_Text block_
Implementing tariffs “playing with fire”

A panel featuring representatives from small business, agriculture and the trade sector met in Seattle this month to discuss – and humanize – the effect that retaliatory tariffs are having on Washington state workers and industries.

According to data compiled by the Trade Partnership as part of the “Tariffs Hurt the Heartland” campaign, Washington businesses bore the brunt of $103 million in retaliatory tariffs instituted by the state’s trading partners. Research also found that levies have affected Washington’s competitiveness and caused the volume of state exports to drop by 28 percent in September.

The state imported $495 million in goods in September which became subject to 10 percent levies. These tariffs are expected to rise to 25 percent on Jan. 1, 2019.

The campaign has organized “town hall” panels across the country to bring greater attention to the consequences of tariffs on American businesses. The group convened a panel in Seattle this month featuring Washington Fruit and Produce Co., Farmers for Free Trade, the Washington Council on International Trade (WCIT), Port of Seattle, Walmart, Ricardo Beverly Hills, Ben Franklin Crafts and Seven Seas Exports.

_Stored data_
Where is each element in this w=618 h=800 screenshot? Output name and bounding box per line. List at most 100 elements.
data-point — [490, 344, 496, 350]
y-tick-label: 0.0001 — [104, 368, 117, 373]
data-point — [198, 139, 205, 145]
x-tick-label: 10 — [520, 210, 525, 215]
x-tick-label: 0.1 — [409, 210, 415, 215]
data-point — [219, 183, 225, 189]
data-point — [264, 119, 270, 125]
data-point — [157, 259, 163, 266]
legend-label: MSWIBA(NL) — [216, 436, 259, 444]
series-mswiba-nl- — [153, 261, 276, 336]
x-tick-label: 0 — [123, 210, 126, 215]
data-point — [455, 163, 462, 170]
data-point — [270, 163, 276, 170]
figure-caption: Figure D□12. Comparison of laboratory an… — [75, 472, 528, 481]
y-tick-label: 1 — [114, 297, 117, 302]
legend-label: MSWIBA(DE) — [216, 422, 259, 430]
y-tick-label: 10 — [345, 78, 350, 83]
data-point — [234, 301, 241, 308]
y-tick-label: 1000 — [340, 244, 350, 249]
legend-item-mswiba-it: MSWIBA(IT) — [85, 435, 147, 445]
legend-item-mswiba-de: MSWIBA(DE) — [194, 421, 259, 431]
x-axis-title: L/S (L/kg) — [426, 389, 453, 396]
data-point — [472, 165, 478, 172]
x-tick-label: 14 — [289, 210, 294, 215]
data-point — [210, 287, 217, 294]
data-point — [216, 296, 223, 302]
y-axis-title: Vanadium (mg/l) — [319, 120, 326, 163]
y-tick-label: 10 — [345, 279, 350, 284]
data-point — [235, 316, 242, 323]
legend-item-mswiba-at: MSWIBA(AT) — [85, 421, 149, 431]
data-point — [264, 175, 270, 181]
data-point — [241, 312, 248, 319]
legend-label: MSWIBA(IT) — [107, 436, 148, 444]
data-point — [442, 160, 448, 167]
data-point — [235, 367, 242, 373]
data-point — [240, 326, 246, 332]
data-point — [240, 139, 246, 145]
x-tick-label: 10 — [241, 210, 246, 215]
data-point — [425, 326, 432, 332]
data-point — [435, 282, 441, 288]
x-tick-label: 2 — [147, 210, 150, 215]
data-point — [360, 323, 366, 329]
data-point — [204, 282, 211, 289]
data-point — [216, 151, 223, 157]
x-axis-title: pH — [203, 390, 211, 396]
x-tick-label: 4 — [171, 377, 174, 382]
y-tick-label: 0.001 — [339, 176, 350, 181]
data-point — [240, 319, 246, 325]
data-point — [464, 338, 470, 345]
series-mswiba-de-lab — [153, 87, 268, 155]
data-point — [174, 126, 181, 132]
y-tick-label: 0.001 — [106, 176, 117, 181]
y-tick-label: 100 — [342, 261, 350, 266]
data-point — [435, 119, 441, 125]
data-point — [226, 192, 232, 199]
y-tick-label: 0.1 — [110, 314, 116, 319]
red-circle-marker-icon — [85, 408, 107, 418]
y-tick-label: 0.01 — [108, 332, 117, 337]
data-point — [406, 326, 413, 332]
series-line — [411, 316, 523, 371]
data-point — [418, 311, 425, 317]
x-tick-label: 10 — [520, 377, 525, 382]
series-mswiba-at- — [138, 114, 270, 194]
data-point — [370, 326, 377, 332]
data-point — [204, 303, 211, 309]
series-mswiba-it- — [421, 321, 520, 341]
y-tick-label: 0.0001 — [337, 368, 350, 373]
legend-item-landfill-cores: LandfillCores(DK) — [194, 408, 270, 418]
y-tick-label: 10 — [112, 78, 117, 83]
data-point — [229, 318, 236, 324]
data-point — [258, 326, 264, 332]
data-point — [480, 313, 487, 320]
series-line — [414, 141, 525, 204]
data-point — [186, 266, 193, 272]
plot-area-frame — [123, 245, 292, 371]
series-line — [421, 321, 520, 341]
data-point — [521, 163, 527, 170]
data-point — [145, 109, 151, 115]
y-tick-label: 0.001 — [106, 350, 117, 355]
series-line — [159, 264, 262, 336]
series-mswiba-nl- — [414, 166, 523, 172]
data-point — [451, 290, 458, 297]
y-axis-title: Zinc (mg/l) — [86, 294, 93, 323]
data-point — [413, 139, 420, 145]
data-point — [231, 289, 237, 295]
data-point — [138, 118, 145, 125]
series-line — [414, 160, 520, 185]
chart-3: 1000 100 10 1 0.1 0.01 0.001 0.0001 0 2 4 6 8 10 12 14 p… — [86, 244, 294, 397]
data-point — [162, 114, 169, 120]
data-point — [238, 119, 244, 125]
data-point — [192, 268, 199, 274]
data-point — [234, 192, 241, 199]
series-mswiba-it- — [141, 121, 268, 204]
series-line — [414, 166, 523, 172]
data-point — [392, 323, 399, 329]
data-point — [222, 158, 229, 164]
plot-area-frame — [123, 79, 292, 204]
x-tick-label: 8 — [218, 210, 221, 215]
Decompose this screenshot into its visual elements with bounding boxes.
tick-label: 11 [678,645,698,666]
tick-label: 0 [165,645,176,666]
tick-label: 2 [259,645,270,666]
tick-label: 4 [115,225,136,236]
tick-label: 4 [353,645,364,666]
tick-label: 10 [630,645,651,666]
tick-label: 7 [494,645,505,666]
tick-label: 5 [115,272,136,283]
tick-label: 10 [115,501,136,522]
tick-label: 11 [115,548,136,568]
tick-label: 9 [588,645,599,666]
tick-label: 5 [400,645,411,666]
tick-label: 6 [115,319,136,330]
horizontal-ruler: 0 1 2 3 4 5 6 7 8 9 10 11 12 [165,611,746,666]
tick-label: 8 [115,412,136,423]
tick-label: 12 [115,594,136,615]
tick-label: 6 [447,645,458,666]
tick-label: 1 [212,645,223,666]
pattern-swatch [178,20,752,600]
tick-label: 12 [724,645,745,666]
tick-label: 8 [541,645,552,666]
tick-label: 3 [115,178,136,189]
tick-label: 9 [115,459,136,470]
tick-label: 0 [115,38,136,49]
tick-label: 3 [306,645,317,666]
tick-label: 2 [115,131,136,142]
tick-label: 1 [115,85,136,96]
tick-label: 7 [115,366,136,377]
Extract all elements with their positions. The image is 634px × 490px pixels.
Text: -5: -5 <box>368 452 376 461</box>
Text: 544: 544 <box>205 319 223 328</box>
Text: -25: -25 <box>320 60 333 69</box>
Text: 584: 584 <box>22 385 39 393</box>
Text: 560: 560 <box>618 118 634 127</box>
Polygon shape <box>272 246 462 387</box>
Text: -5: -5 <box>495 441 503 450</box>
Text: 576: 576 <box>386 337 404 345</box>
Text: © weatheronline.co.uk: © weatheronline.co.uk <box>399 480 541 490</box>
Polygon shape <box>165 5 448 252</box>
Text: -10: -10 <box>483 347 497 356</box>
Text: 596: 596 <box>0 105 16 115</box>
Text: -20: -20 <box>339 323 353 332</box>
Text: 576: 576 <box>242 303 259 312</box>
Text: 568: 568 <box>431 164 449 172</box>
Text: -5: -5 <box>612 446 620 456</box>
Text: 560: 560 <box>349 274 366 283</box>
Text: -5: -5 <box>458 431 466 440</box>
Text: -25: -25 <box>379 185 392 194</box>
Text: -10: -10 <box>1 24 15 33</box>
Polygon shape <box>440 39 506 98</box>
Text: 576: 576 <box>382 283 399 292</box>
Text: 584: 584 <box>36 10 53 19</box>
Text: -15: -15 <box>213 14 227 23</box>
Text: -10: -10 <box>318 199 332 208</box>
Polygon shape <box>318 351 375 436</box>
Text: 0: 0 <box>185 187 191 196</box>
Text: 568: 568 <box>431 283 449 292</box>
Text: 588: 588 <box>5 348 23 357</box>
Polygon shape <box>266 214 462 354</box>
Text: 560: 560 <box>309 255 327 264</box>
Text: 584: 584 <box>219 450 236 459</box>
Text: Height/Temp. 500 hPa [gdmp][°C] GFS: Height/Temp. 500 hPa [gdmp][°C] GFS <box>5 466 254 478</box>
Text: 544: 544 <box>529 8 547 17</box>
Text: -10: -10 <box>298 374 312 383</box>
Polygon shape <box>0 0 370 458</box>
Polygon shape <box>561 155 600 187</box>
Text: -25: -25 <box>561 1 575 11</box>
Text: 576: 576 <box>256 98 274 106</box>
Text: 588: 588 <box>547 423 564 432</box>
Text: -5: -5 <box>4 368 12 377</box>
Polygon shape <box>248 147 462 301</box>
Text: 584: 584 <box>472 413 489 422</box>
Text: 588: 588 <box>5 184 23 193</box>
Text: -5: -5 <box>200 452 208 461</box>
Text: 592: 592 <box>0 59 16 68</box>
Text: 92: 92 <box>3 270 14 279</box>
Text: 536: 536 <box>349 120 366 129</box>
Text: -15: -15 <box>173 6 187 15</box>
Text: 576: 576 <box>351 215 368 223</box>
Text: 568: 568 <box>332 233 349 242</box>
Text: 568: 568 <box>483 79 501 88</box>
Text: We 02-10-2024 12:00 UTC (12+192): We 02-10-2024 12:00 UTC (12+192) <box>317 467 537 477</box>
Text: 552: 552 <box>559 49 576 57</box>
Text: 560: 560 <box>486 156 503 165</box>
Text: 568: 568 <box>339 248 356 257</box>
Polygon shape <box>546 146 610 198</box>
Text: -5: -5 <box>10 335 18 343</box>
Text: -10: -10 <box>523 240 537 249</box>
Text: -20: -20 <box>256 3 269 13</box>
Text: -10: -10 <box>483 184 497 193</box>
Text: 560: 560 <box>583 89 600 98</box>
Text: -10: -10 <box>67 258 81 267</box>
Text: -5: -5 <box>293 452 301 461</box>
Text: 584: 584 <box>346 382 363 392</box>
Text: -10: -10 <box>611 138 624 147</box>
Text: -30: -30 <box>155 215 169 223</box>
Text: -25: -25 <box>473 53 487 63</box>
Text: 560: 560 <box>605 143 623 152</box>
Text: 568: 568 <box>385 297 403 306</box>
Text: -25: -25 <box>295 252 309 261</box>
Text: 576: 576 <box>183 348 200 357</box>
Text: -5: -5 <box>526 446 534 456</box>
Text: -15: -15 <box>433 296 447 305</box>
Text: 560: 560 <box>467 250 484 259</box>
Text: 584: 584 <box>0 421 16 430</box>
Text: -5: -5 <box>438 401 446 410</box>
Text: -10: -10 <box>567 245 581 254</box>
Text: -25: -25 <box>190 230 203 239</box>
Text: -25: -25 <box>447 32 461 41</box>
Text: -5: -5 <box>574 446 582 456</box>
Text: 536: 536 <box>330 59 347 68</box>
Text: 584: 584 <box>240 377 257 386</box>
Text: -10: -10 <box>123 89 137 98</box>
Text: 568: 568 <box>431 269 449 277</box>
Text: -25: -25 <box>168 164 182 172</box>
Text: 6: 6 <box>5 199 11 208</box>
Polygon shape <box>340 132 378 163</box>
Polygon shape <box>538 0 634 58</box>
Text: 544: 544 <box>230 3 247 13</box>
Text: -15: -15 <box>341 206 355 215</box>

_Stated goal 1_
Using the tariffs article, answer these questions:
(a) How much in retaliatory tariffs did Washington businesses bear?
(b) By how much did the volume of state exports drop in September?
(c) What rate are the tariffs expected to reach on Jan. 1, 2019?
_Stated goal 2_
Decide whether each statement agrees with the tariffs article. Answer yes or no, and quote the words from the article that decide it.
(a) The panel met in Seattle.
(b) The goods Washington imported in September became subject to 25 percent levies.
(c) Walmart was among those on the Seattle panel.
_Stated goal 3_
Write a continuation of the article on retaliatory tariffs in Washington state, beginning after its last sentence.
The rows are separate material from the tariffs article.

_Output 1_
(a) $103 million
(b) 28 percent
(c) 25 percent

_Output 2_
(a) Yes: "met in Seattle this month"
(b) No: "became subject to 10 percent levies"
(c) Yes: "Port of Seattle, Walmart, Ricardo Beverly Hills"

_Output 3_
Sam Cho, CEO of Seven Seas Exports, participated in the conversation and told Lens he praised the variety of perspectives represented at the Seattle panel to bring more attention to the issues and the different industries affected.

“The purpose of these panels is to create awareness. Often when these trade wars happen the media always talks about how bad they are for businesses and American consumers, but it is very rare you actually hear examples or stories of how that is true,” said Cho.

He hopes the town halls will also humanize the negative effects of implementing tariffs as part of trade negotiations.

Cho founded his business in 2016, which primarily ships agricultural products including poultry, diary and seafood.

He said that agricultural products suffer many long-term implications during trade negotiations, especially since those goods tend to be ingredients for other products. For example, a bakery needs eggs to make bread.

“When we have tariffs and trade wars, all of the sudden it becomes difficult to buy American goods, and you are forced to buy from somewhere else that might be cheaper or better.”

Since many of these ag goods are used as ingredients, once a vendor makes the switch from American agricultural products, it becomes difficult to transition back.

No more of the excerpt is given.